Transcribe the listing verbatim. Do not carry over any pictures.

________________________________________

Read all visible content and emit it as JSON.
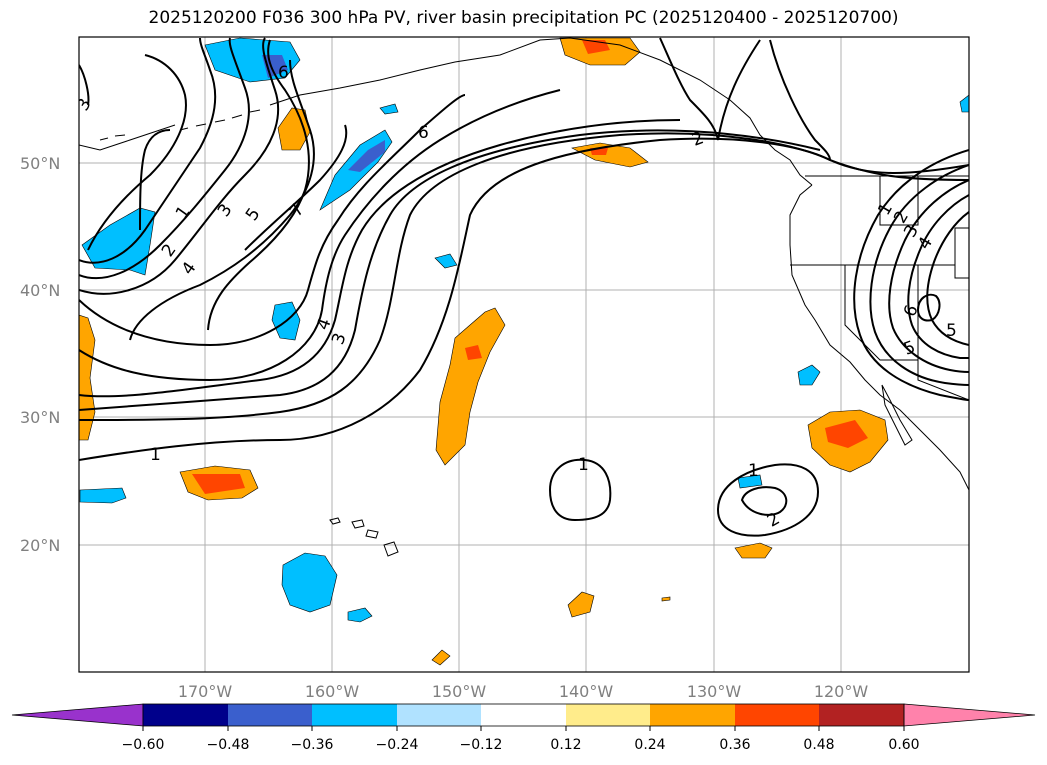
{
  "title": "2025120200 F036 300 hPa PV, river basin precipitation PC (2025120400 - 2025120700)",
  "map": {
    "lat_labels": [
      "50°N",
      "40°N",
      "30°N",
      "20°N"
    ],
    "lon_labels": [
      "170°W",
      "160°W",
      "150°W",
      "140°W",
      "130°W",
      "120°W"
    ],
    "contour_labels": [
      "3",
      "6",
      "1",
      "2",
      "3",
      "4",
      "5",
      "7",
      "6",
      "4",
      "3",
      "1",
      "2",
      "1",
      "1",
      "2",
      "1",
      "2",
      "3",
      "4",
      "5",
      "6",
      "5"
    ]
  },
  "colorbar": {
    "ticks": [
      "−0.60",
      "−0.48",
      "−0.36",
      "−0.24",
      "−0.12",
      "0.12",
      "0.24",
      "0.36",
      "0.48",
      "0.60"
    ],
    "colors": [
      "#9932cc",
      "#00008b",
      "#3a5fcd",
      "#00bfff",
      "#b0e2ff",
      "#ffffff",
      "#ffec8b",
      "#ffa500",
      "#ff4500",
      "#b22222",
      "#ff82ab"
    ]
  }
}
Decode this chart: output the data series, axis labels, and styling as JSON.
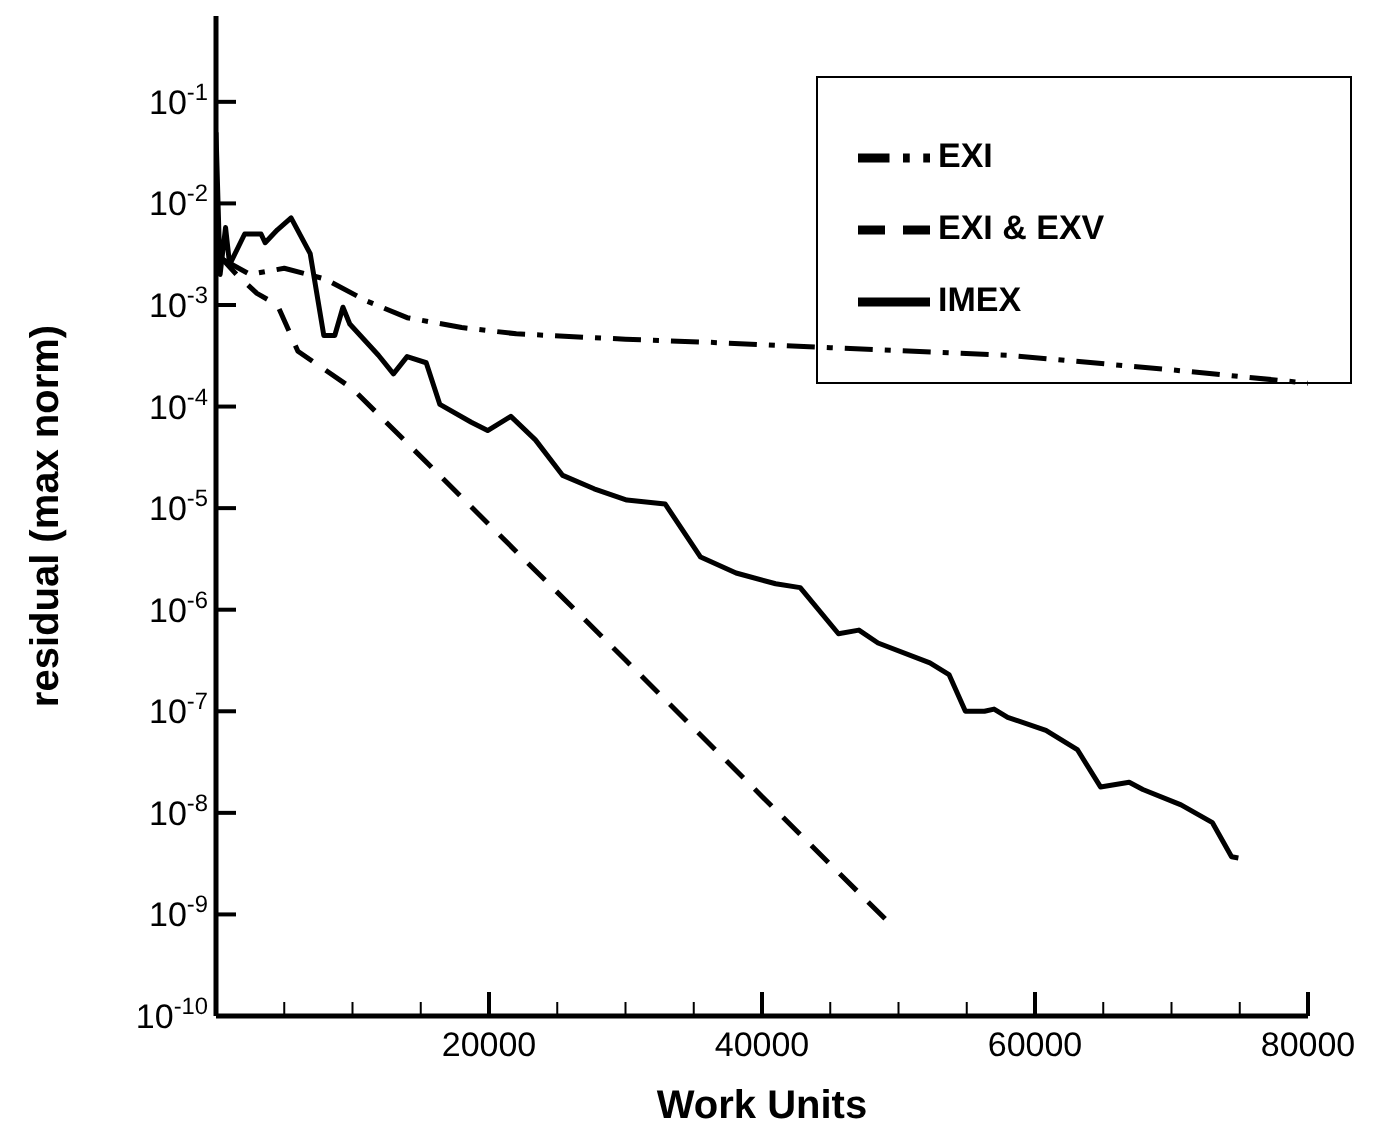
{
  "chart_data": {
    "type": "line",
    "xlabel": "Work Units",
    "ylabel": "residual (max norm)",
    "log": "y",
    "xlim": [
      0,
      80000
    ],
    "xticks": [
      {
        "value": 5000,
        "label": null
      },
      {
        "value": 10000,
        "label": null
      },
      {
        "value": 15000,
        "label": null
      },
      20000,
      {
        "value": 25000,
        "label": null
      },
      {
        "value": 30000,
        "label": null
      },
      {
        "value": 35000,
        "label": null
      },
      40000,
      {
        "value": 45000,
        "label": null
      },
      {
        "value": 50000,
        "label": null
      },
      {
        "value": 55000,
        "label": null
      },
      60000,
      {
        "value": 65000,
        "label": null
      },
      {
        "value": 70000,
        "label": null
      },
      {
        "value": 75000,
        "label": null
      },
      80000
    ],
    "ylim": [
      1e-10,
      0.7
    ],
    "yticks": [
      {
        "value": 1e-10,
        "label": "10$^{-10}$"
      },
      {
        "value": 1e-09,
        "label": "10$^{-9}$"
      },
      {
        "value": 1e-08,
        "label": "10$^{-8}$"
      },
      {
        "value": 1e-07,
        "label": "10$^{-7}$"
      },
      {
        "value": 1e-06,
        "label": "10$^{-6}$"
      },
      {
        "value": 1e-05,
        "label": "10$^{-5}$"
      },
      {
        "value": 0.0001,
        "label": "10$^{-4}$"
      },
      {
        "value": 0.001,
        "label": "10$^{-3}$"
      },
      {
        "value": 0.01,
        "label": "10$^{-2}$"
      },
      {
        "value": 0.1,
        "label": "10$^{-1}$"
      }
    ],
    "legend": "top right",
    "marker": "none",
    "series": [
      {
        "name": "EXI",
        "color": "#000000",
        "line_style": "dashdot",
        "x": [
          500,
          2500,
          5000,
          8000,
          11000,
          14000,
          18000,
          22000,
          30000,
          36000,
          45000,
          58000,
          70000,
          80000
        ],
        "values": [
          0.0028,
          0.002,
          0.0023,
          0.0018,
          0.0011,
          0.00075,
          0.0006,
          0.00052,
          0.00046,
          0.00043,
          0.00038,
          0.00032,
          0.00023,
          0.00017
        ]
      },
      {
        "name": "EXI & EXV",
        "color": "#000000",
        "line_style": "dashed",
        "x": [
          300,
          1500,
          3000,
          4500,
          6000,
          10000,
          20000,
          30000,
          40000,
          49500
        ],
        "values": [
          0.003,
          0.002,
          0.0013,
          0.001,
          0.00035,
          0.00015,
          6.9e-06,
          3.2e-07,
          1.45e-08,
          7.8e-10
        ]
      },
      {
        "name": "IMEX",
        "color": "#000000",
        "line_style": "solid",
        "x": [
          0,
          300,
          700,
          1000,
          2100,
          3300,
          3600,
          4500,
          5500,
          6900,
          7900,
          8700,
          9300,
          9800,
          11900,
          13000,
          14000,
          15400,
          16400,
          18700,
          19900,
          21600,
          23400,
          25400,
          27700,
          30100,
          32900,
          35500,
          38100,
          41000,
          42800,
          45600,
          47100,
          48500,
          52300,
          53700,
          54900,
          56300,
          57000,
          58000,
          60800,
          63100,
          64800,
          66900,
          67900,
          70700,
          73000,
          74400,
          74900
        ],
        "values": [
          0.05,
          0.002,
          0.0058,
          0.0025,
          0.005,
          0.005,
          0.0041,
          0.0055,
          0.0072,
          0.0032,
          0.0005,
          0.0005,
          0.00095,
          0.00065,
          0.00032,
          0.00021,
          0.00031,
          0.00027,
          0.000105,
          7e-05,
          5.8e-05,
          8e-05,
          4.7e-05,
          2.1e-05,
          1.55e-05,
          1.2e-05,
          1.1e-05,
          3.3e-06,
          2.3e-06,
          1.8e-06,
          1.65e-06,
          5.8e-07,
          6.3e-07,
          4.7e-07,
          3e-07,
          2.3e-07,
          1e-07,
          1e-07,
          1.05e-07,
          8.7e-08,
          6.5e-08,
          4.2e-08,
          1.8e-08,
          2e-08,
          1.7e-08,
          1.2e-08,
          8e-09,
          3.7e-09,
          3.6e-09
        ]
      }
    ]
  }
}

________________________________________

## [SOLUTION TO THIS PROBLEM]
Read all visible content and emit it as JSON.
{
  "title": "2025120200 F036 300 hPa PV, river basin precipitation PC (2025120400 - 2025120700)",
  "map": {
    "lat_labels": [
      "50°N",
      "40°N",
      "30°N",
      "20°N"
    ],
    "lon_labels": [
      "170°W",
      "160°W",
      "150°W",
      "140°W",
      "130°W",
      "120°W"
    ],
    "contour_labels": [
      "3",
      "6",
      "1",
      "2",
      "3",
      "4",
      "5",
      "7",
      "6",
      "4",
      "3",
      "1",
      "2",
      "1",
      "1",
      "2",
      "1",
      "2",
      "3",
      "4",
      "5",
      "6",
      "5"
    ]
  },
  "colorbar": {
    "ticks": [
      "−0.60",
      "−0.48",
      "−0.36",
      "−0.24",
      "−0.12",
      "0.12",
      "0.24",
      "0.36",
      "0.48",
      "0.60"
    ],
    "colors": [
      "#9932cc",
      "#00008b",
      "#3a5fcd",
      "#00bfff",
      "#b0e2ff",
      "#ffffff",
      "#ffec8b",
      "#ffa500",
      "#ff4500",
      "#b22222",
      "#ff82ab"
    ]
  }
}
Decode this chart: output the data series, axis labels, and styling as JSON.
{
  "chart_data": {
    "type": "line",
    "xlabel": "Work Units",
    "ylabel": "residual (max norm)",
    "log": "y",
    "xlim": [
      0,
      80000
    ],
    "xticks": [
      {
        "value": 5000,
        "label": null
      },
      {
        "value": 10000,
        "label": null
      },
      {
        "value": 15000,
        "label": null
      },
      20000,
      {
        "value": 25000,
        "label": null
      },
      {
        "value": 30000,
        "label": null
      },
      {
        "value": 35000,
        "label": null
      },
      40000,
      {
        "value": 45000,
        "label": null
      },
      {
        "value": 50000,
        "label": null
      },
      {
        "value": 55000,
        "label": null
      },
      60000,
      {
        "value": 65000,
        "label": null
      },
      {
        "value": 70000,
        "label": null
      },
      {
        "value": 75000,
        "label": null
      },
      80000
    ],
    "ylim": [
      1e-10,
      0.7
    ],
    "yticks": [
      {
        "value": 1e-10,
        "label": "10$^{-10}$"
      },
      {
        "value": 1e-09,
        "label": "10$^{-9}$"
      },
      {
        "value": 1e-08,
        "label": "10$^{-8}$"
      },
      {
        "value": 1e-07,
        "label": "10$^{-7}$"
      },
      {
        "value": 1e-06,
        "label": "10$^{-6}$"
      },
      {
        "value": 1e-05,
        "label": "10$^{-5}$"
      },
      {
        "value": 0.0001,
        "label": "10$^{-4}$"
      },
      {
        "value": 0.001,
        "label": "10$^{-3}$"
      },
      {
        "value": 0.01,
        "label": "10$^{-2}$"
      },
      {
        "value": 0.1,
        "label": "10$^{-1}$"
      }
    ],
    "legend": "top right",
    "marker": "none",
    "series": [
      {
        "name": "EXI",
        "color": "#000000",
        "line_style": "dashdot",
        "x": [
          500,
          2500,
          5000,
          8000,
          11000,
          14000,
          18000,
          22000,
          30000,
          36000,
          45000,
          58000,
          70000,
          80000
        ],
        "values": [
          0.0028,
          0.002,
          0.0023,
          0.0018,
          0.0011,
          0.00075,
          0.0006,
          0.00052,
          0.00046,
          0.00043,
          0.00038,
          0.00032,
          0.00023,
          0.00017
        ]
      },
      {
        "name": "EXI & EXV",
        "color": "#000000",
        "line_style": "dashed",
        "x": [
          300,
          1500,
          3000,
          4500,
          6000,
          10000,
          20000,
          30000,
          40000,
          49500
        ],
        "values": [
          0.003,
          0.002,
          0.0013,
          0.001,
          0.00035,
          0.00015,
          6.9e-06,
          3.2e-07,
          1.45e-08,
          7.8e-10
        ]
      },
      {
        "name": "IMEX",
        "color": "#000000",
        "line_style": "solid",
        "x": [
          0,
          300,
          700,
          1000,
          2100,
          3300,
          3600,
          4500,
          5500,
          6900,
          7900,
          8700,
          9300,
          9800,
          11900,
          13000,
          14000,
          15400,
          16400,
          18700,
          19900,
          21600,
          23400,
          25400,
          27700,
          30100,
          32900,
          35500,
          38100,
          41000,
          42800,
          45600,
          47100,
          48500,
          52300,
          53700,
          54900,
          56300,
          57000,
          58000,
          60800,
          63100,
          64800,
          66900,
          67900,
          70700,
          73000,
          74400,
          74900
        ],
        "values": [
          0.05,
          0.002,
          0.0058,
          0.0025,
          0.005,
          0.005,
          0.0041,
          0.0055,
          0.0072,
          0.0032,
          0.0005,
          0.0005,
          0.00095,
          0.00065,
          0.00032,
          0.00021,
          0.00031,
          0.00027,
          0.000105,
          7e-05,
          5.8e-05,
          8e-05,
          4.7e-05,
          2.1e-05,
          1.55e-05,
          1.2e-05,
          1.1e-05,
          3.3e-06,
          2.3e-06,
          1.8e-06,
          1.65e-06,
          5.8e-07,
          6.3e-07,
          4.7e-07,
          3e-07,
          2.3e-07,
          1e-07,
          1e-07,
          1.05e-07,
          8.7e-08,
          6.5e-08,
          4.2e-08,
          1.8e-08,
          2e-08,
          1.7e-08,
          1.2e-08,
          8e-09,
          3.7e-09,
          3.6e-09
        ]
      }
    ]
  }
}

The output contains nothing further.